Problem to solve —
Below is a listing. Gather each line of it that contains "object".
--
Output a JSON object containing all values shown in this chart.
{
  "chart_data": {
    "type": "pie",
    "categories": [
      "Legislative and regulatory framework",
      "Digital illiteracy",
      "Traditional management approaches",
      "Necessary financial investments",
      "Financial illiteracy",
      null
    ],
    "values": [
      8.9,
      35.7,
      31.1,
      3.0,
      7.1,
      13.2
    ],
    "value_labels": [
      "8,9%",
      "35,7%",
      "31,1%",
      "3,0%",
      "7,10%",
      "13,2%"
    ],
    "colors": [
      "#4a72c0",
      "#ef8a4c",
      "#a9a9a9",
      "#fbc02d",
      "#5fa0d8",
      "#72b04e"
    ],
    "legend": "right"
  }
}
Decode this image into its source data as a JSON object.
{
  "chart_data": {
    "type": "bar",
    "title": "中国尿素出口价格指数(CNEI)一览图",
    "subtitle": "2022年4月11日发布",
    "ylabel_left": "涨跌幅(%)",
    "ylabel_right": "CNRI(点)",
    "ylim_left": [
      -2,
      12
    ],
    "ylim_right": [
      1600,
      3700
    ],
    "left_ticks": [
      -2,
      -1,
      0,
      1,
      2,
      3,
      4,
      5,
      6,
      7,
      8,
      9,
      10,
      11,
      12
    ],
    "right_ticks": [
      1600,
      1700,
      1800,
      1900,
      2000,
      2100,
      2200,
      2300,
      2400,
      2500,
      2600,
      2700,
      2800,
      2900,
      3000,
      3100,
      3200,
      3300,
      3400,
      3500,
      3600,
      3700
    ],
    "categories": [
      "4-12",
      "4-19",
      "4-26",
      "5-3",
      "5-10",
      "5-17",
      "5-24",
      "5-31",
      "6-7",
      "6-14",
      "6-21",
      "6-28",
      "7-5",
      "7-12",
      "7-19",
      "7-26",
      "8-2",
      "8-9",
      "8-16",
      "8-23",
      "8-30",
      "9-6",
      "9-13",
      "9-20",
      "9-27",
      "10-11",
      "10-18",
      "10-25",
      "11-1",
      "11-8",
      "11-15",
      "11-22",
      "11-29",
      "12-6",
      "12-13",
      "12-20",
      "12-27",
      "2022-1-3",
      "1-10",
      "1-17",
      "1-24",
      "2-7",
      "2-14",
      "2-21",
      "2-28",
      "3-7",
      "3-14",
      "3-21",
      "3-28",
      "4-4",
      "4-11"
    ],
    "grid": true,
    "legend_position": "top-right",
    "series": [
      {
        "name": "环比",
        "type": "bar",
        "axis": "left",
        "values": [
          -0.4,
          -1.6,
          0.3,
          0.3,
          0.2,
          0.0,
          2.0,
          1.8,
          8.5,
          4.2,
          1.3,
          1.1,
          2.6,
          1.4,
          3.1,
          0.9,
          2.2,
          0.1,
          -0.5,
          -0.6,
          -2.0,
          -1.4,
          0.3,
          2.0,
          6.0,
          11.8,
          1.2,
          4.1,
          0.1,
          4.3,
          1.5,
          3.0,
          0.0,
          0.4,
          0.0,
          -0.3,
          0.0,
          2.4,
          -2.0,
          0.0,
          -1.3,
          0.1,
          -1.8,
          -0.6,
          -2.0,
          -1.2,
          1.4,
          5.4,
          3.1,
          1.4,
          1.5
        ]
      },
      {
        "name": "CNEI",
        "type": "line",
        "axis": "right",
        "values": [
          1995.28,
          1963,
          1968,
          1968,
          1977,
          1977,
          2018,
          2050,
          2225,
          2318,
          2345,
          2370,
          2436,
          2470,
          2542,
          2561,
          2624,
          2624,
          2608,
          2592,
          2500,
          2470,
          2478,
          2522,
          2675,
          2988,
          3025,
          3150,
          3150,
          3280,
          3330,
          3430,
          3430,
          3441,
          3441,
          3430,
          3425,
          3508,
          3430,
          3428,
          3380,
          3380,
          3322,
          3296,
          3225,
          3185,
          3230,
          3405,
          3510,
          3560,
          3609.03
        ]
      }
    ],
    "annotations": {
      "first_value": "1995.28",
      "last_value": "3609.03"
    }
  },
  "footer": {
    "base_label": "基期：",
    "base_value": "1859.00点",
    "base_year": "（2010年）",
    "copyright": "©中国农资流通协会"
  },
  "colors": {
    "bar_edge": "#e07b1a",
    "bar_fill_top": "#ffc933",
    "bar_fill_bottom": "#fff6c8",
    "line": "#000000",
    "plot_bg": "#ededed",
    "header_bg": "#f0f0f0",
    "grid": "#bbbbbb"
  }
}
--
Solution to this task —
Output a JSON object containing all values shown in this chart.
Decode this image into its source data as a JSON object.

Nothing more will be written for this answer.